■ **Excerpt**
++++++++

QNAP is on a mission to dispel the notion turnkey NAS solutions are underpowered. The Taiwanese manufacturer has typically offered more in terms of hardware munition than its immediate competitors, and with the new hx74 Series, the bar is being raised higher than ever before.
Arriving in a choice of four-, six- or eight-bay models, the high-performance range brings powerful Intel processor technology and ZFS-based storage to businesses and home-office enthusiasts. Do be mindful when basing purchasing decisions solely on capacity, however, as all three sizes offer varying performance characteristics.

++++++++

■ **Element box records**
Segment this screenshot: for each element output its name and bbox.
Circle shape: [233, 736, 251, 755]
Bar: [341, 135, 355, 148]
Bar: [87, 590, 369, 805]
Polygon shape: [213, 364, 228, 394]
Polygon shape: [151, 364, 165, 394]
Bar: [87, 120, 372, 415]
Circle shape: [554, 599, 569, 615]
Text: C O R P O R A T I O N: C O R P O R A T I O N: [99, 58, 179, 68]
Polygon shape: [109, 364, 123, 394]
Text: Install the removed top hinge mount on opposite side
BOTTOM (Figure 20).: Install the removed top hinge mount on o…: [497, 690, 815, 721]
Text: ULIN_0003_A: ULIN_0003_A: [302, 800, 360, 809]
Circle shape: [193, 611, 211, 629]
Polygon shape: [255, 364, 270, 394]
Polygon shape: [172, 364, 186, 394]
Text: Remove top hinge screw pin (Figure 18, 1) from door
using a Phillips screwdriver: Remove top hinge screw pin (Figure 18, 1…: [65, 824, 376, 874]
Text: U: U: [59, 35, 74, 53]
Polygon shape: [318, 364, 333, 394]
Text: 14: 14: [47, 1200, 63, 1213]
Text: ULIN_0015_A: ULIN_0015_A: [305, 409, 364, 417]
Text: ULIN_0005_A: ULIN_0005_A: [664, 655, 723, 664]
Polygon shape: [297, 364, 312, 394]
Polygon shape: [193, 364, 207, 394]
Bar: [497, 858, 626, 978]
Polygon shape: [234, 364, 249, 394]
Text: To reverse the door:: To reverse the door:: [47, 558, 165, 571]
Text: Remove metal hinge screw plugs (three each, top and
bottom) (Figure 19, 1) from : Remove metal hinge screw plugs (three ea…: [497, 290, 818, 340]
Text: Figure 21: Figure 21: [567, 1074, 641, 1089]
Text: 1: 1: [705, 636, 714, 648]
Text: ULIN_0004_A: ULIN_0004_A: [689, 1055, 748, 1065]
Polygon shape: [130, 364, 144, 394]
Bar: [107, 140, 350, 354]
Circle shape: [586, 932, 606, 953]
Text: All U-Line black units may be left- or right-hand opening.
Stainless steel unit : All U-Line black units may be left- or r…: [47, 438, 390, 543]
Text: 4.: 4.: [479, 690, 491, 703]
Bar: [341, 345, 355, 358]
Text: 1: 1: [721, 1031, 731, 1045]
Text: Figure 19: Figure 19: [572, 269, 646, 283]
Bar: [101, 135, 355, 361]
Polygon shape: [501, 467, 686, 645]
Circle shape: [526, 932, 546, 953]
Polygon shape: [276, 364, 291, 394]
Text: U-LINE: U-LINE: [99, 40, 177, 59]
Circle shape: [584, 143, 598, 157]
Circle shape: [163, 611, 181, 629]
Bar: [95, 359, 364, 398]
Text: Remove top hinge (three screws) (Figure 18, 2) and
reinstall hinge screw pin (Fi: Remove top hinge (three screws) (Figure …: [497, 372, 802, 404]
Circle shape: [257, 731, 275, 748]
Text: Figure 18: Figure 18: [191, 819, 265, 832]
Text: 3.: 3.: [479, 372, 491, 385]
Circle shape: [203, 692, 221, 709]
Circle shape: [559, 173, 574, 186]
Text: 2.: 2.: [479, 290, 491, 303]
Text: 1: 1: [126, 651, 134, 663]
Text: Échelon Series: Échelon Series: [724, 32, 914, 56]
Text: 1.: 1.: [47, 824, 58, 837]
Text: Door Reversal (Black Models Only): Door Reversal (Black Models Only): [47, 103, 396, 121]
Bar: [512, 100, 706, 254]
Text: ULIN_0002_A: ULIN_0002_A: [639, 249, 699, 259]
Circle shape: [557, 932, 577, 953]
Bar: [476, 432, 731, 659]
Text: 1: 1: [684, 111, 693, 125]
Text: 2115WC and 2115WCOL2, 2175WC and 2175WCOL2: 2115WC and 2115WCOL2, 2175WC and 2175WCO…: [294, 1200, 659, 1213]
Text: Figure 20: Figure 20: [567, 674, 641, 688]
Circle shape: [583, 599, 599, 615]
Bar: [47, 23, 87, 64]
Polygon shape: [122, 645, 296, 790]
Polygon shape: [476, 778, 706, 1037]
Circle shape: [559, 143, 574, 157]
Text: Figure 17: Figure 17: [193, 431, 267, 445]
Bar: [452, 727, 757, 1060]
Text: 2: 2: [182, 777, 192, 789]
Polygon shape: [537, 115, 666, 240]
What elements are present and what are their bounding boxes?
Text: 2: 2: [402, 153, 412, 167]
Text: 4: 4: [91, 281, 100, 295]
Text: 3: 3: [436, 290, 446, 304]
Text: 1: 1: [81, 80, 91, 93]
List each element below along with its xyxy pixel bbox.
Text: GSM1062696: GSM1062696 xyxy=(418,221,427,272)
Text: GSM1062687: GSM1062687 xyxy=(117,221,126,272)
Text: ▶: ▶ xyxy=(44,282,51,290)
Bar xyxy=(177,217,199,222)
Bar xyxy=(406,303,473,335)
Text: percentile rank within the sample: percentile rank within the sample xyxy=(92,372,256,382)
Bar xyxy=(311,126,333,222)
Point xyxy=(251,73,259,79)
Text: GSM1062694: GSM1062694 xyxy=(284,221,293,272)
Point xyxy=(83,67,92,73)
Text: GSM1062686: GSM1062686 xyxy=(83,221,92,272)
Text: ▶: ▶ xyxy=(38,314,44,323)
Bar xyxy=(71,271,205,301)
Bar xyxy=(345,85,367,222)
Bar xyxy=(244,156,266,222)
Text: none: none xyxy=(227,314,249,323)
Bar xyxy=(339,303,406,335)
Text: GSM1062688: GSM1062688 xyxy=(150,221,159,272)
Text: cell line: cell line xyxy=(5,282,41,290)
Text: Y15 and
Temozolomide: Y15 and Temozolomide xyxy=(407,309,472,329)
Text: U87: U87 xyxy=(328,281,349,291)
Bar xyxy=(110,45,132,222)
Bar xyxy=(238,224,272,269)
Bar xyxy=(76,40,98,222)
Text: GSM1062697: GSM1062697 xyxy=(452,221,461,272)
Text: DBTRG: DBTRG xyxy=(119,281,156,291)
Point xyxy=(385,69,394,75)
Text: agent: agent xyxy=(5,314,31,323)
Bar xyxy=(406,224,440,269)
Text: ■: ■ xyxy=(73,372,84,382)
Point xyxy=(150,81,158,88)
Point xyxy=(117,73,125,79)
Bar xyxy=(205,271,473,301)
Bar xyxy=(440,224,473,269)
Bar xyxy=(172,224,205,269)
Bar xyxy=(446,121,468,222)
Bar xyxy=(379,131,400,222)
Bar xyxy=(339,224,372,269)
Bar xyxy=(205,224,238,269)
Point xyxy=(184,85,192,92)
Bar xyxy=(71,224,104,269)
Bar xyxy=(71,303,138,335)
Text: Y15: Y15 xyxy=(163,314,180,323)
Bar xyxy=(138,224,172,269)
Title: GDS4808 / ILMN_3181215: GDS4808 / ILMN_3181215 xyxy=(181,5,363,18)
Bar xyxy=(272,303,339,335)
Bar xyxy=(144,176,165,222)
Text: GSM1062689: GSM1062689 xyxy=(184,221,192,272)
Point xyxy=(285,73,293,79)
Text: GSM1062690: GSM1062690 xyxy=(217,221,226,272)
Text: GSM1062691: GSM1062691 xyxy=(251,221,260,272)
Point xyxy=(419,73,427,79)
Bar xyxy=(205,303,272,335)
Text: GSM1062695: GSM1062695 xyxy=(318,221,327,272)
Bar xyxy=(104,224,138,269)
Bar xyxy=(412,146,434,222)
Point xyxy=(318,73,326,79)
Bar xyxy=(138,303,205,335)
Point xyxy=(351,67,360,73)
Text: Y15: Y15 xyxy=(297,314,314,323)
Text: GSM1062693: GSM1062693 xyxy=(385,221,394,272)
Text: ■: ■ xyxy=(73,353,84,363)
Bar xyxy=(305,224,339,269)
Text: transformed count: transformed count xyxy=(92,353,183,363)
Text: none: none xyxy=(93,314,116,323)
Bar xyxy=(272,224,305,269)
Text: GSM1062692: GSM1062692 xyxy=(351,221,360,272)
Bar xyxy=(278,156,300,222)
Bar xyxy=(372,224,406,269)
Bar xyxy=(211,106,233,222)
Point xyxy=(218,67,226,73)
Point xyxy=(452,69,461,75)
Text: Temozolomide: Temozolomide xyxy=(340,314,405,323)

++++++++

According to the passage on QNAP's hx74 Series, which bay counts can buyers choose from?

■ **Result of the task**
Four, six or eight bays.